[begin Input material]
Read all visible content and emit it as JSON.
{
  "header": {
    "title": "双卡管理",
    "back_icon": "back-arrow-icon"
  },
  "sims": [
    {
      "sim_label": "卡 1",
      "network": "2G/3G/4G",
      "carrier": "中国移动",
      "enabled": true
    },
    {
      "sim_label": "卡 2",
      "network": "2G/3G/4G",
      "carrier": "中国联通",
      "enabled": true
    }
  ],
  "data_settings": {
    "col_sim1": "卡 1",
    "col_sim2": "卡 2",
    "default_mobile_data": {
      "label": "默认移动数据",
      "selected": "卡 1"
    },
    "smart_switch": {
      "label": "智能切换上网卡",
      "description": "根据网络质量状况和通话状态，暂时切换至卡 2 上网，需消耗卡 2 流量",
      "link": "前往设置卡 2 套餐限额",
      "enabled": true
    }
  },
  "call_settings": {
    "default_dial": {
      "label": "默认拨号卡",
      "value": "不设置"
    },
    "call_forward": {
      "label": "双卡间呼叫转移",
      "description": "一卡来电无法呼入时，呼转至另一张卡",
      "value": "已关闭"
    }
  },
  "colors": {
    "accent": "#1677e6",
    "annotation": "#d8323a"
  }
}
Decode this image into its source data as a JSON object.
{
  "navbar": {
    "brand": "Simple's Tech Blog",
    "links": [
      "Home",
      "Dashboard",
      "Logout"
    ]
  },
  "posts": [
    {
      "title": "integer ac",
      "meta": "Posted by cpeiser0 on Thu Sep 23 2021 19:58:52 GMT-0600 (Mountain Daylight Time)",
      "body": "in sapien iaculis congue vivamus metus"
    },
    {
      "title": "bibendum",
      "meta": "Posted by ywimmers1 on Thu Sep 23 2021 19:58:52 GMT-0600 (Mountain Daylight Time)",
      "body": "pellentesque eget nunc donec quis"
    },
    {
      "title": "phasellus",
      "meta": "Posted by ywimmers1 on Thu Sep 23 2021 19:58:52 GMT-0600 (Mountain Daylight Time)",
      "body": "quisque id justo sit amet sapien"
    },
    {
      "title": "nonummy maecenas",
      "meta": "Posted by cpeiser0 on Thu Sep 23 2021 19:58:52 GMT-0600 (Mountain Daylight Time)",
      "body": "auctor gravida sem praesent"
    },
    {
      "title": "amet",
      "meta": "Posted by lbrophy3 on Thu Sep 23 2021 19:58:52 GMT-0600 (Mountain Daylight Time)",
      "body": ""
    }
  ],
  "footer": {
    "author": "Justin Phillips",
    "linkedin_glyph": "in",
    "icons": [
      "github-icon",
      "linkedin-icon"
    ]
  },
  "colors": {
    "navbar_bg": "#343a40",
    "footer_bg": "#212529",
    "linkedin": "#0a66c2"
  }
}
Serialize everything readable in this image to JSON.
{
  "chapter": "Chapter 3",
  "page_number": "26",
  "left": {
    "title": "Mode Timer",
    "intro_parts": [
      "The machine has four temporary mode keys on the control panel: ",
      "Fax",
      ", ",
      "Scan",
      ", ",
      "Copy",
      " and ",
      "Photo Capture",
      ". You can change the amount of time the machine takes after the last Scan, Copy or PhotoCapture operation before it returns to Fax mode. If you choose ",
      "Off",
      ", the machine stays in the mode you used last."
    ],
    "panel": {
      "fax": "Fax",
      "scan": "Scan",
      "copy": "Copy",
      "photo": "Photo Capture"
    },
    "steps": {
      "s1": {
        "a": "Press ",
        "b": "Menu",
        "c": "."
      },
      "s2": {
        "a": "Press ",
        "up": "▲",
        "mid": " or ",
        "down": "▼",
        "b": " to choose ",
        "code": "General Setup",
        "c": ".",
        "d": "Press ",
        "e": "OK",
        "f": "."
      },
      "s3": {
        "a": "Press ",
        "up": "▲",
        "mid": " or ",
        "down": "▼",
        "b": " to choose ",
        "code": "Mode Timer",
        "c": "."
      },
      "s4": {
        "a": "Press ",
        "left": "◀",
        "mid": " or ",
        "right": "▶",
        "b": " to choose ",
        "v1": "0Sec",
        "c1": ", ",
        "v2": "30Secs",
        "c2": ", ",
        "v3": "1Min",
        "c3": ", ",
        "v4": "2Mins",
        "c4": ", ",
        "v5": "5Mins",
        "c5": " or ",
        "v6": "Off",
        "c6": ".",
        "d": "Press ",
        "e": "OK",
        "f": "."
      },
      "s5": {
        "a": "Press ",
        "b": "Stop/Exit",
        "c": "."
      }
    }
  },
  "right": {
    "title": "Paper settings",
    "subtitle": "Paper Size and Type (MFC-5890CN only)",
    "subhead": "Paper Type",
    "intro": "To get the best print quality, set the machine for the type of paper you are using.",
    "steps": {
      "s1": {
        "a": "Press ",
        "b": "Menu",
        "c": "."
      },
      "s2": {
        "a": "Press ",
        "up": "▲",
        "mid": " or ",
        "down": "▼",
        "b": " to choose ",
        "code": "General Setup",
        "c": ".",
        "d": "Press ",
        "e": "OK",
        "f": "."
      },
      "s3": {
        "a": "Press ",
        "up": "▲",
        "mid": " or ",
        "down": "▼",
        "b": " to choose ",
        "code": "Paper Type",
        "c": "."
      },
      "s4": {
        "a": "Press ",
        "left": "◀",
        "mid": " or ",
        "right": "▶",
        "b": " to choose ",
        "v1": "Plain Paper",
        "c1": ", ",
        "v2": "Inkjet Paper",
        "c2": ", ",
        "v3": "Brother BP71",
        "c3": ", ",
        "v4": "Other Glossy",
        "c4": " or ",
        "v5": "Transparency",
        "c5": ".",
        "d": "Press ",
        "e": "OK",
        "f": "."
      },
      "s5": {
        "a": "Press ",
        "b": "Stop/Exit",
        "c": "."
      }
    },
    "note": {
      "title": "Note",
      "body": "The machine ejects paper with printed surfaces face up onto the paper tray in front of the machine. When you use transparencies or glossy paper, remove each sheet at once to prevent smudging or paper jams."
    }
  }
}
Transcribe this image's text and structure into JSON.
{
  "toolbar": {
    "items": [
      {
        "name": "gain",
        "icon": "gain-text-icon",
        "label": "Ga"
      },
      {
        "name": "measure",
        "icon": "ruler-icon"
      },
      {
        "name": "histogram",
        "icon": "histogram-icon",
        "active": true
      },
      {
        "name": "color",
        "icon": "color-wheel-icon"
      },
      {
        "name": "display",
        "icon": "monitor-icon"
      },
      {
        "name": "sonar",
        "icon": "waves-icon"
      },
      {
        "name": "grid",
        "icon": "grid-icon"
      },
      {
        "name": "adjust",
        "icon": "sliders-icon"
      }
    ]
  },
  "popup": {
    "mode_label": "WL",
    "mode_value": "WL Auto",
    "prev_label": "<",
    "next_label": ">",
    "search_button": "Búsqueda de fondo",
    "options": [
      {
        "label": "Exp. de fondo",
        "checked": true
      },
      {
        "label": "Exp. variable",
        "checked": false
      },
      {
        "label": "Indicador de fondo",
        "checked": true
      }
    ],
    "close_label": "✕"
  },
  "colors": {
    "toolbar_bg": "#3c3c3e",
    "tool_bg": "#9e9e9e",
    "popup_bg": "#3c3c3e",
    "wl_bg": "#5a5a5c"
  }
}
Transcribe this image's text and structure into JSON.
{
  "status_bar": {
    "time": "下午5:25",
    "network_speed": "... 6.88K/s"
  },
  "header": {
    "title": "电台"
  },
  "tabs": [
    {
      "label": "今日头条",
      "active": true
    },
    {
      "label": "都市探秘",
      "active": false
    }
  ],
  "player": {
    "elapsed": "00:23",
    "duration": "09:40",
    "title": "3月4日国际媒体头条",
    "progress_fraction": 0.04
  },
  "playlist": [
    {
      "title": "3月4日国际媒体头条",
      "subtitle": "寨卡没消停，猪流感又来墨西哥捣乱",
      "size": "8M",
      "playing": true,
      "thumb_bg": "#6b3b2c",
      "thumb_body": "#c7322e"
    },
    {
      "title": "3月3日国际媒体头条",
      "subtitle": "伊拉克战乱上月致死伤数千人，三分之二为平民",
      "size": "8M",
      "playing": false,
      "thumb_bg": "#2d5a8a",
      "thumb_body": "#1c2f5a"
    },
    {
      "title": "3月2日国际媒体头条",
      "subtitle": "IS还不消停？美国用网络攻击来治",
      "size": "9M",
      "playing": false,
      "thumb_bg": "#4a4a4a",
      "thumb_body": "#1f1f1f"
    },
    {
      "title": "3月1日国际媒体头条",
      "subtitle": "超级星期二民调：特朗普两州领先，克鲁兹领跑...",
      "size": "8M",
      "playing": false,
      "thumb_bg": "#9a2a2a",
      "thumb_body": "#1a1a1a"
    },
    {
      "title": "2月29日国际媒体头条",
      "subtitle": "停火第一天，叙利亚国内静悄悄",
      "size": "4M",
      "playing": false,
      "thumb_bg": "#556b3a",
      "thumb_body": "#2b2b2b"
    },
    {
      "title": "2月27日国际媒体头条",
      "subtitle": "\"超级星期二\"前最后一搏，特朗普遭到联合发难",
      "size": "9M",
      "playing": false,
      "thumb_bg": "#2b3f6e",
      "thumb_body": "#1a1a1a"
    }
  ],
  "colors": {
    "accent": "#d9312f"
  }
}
[end Input material]
▶ **Written instruction**:
Tally how many lines of the data include the word "active". Write the number and nothing else.

▶ **Written answer**:
3